** START RECORDS FOR PROCESSING **
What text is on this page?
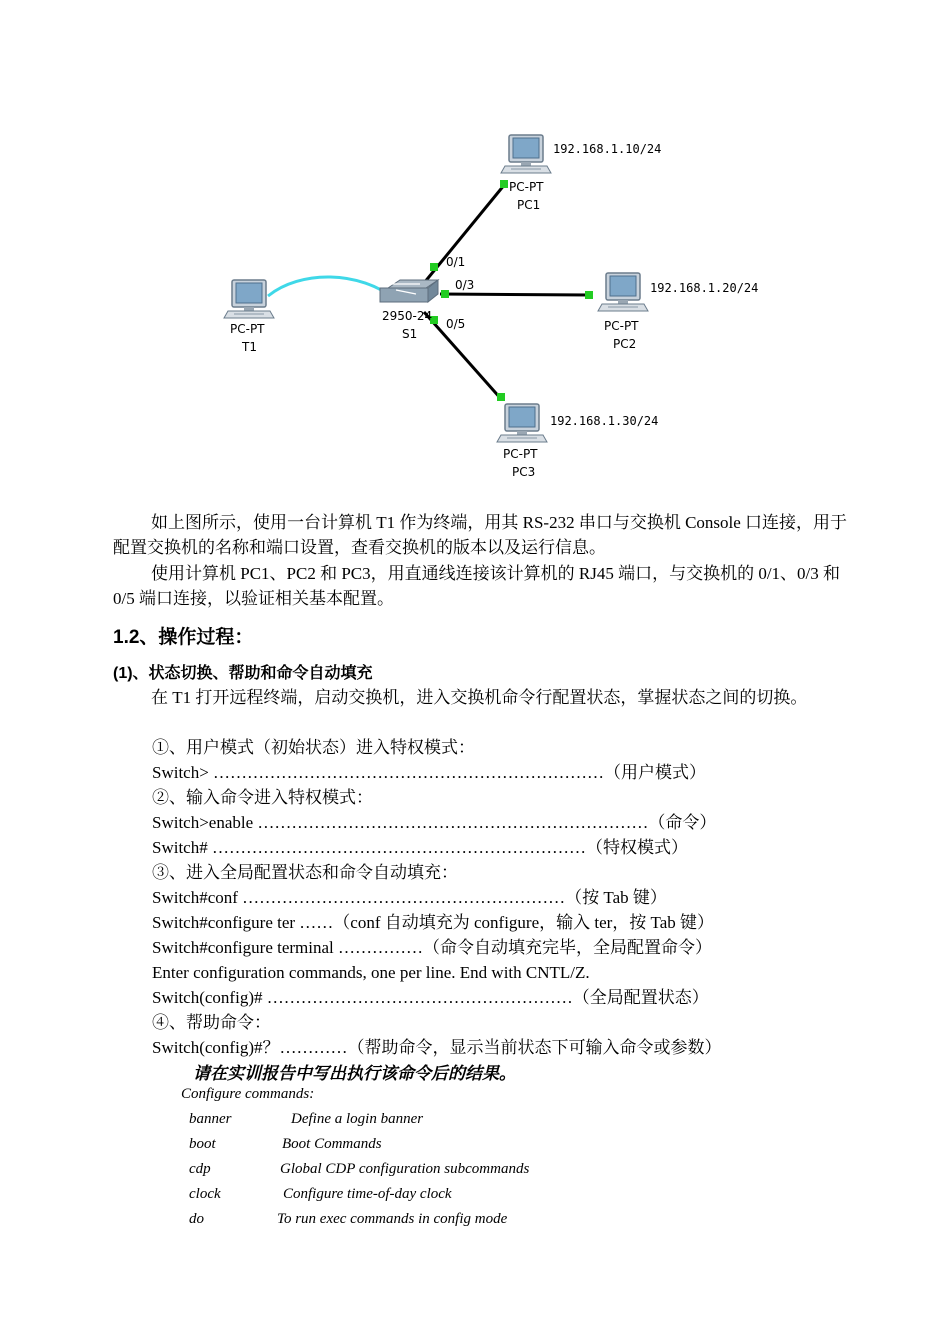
PC-PT
T1
2950-24
S1
0/1
0/3
0/5
192.168.1.10/24
PC-PT
PC1
192.168.1.20/24
PC-PT
PC2
192.168.1.30/24
PC-PT
PC3

如上图所示，使用一台计算机 T1 作为终端，用其 RS-232 串口与交换机 Console 口连接，用于配置交换机的名称和端口设置，查看交换机的版本以及运行信息。

使用计算机 PC1、PC2 和 PC3，用直通线连接该计算机的 RJ45 端口，与交换机的 0/1、0/3 和 0/5 端口连接，以验证相关基本配置。

1.2、操作过程：
(1)、状态切换、帮助和命令自动填充

在 T1 打开远程终端，启动交换机，进入交换机命令行配置状态，掌握状态之间的切换。

①、用户模式（初始状态）进入特权模式：

Switch> ……………………………………………………………（用户模式）

②、输入命令进入特权模式：

Switch>enable ……………………………………………………………（命令）

Switch# …………………………………………………………（特权模式）

③、进入全局配置状态和命令自动填充：

Switch#conf …………………………………………………（按 Tab 键）

Switch#configure ter ……（conf 自动填充为 configure，输入 ter，按 Tab 键）

Switch#configure terminal ……………（命令自动填充完毕，全局配置命令）

Enter configuration commands, one per line. End with CNTL/Z.

Switch(config)# ………………………………………………（全局配置状态）

④、帮助命令：

Switch(config)#？…………（帮助命令，显示当前状态下可输入命令或参数）

请在实训报告中写出执行该命令后的结果。

Configure commands:

banner	Define a login banner

boot	Boot Commands

cdp	Global CDP configuration subcommands

clock	Configure time-of-day clock

do	To run exec commands in config mode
** END RECORDS FOR PROCESSING **
Quote the data above in full, leaving out the pictures it holds.

→ REPLY:
What text is on this page?
PC-PT
T1
2950-24
S1
0/1
0/3
0/5
192.168.1.10/24
PC-PT
PC1
192.168.1.20/24
PC-PT
PC2
192.168.1.30/24
PC-PT
PC3

如上图所示，使用一台计算机 T1 作为终端，用其 RS-232 串口与交换机 Console 口连接，用于配置交换机的名称和端口设置，查看交换机的版本以及运行信息。

使用计算机 PC1、PC2 和 PC3，用直通线连接该计算机的 RJ45 端口，与交换机的 0/1、0/3 和 0/5 端口连接，以验证相关基本配置。

1.2、操作过程：
(1)、状态切换、帮助和命令自动填充

在 T1 打开远程终端，启动交换机，进入交换机命令行配置状态，掌握状态之间的切换。

①、用户模式（初始状态）进入特权模式：

Switch> ……………………………………………………………（用户模式）

②、输入命令进入特权模式：

Switch>enable ……………………………………………………………（命令）

Switch# …………………………………………………………（特权模式）

③、进入全局配置状态和命令自动填充：

Switch#conf …………………………………………………（按 Tab 键）

Switch#configure ter ……（conf 自动填充为 configure，输入 ter，按 Tab 键）

Switch#configure terminal ……………（命令自动填充完毕，全局配置命令）

Enter configuration commands, one per line. End with CNTL/Z.

Switch(config)# ………………………………………………（全局配置状态）

④、帮助命令：

Switch(config)#？…………（帮助命令，显示当前状态下可输入命令或参数）

请在实训报告中写出执行该命令后的结果。

Configure commands:

banner	Define a login banner

boot	Boot Commands

cdp	Global CDP configuration subcommands

clock	Configure time-of-day clock

do	To run exec commands in config mode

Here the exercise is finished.